Start

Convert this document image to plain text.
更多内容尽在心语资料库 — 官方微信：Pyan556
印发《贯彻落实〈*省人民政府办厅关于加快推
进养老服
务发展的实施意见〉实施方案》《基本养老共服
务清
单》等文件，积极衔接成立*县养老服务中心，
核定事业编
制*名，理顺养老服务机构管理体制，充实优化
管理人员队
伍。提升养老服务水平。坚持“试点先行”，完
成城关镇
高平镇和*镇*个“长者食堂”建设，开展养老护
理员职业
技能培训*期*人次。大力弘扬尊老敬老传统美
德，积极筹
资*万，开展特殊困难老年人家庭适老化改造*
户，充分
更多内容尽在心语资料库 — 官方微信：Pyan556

End

■ **GIVEN REQUEST**
Reproduce the entire listing word for word.

■ **FULL RESPONSE**
Convert this document image to plain text.
更多内容尽在心语资料库 — 官方微信：Pyan556
印发《贯彻落实〈*省人民政府办厅关于加快推
进养老服
务发展的实施意见〉实施方案》《基本养老共服
务清
单》等文件，积极衔接成立*县养老服务中心，
核定事业编
制*名，理顺养老服务机构管理体制，充实优化
管理人员队
伍。提升养老服务水平。坚持“试点先行”，完
成城关镇
高平镇和*镇*个“长者食堂”建设，开展养老护
理员职业
技能培训*期*人次。大力弘扬尊老敬老传统美
德，积极筹
资*万，开展特殊困难老年人家庭适老化改造*
户，充分
更多内容尽在心语资料库 — 官方微信：Pyan556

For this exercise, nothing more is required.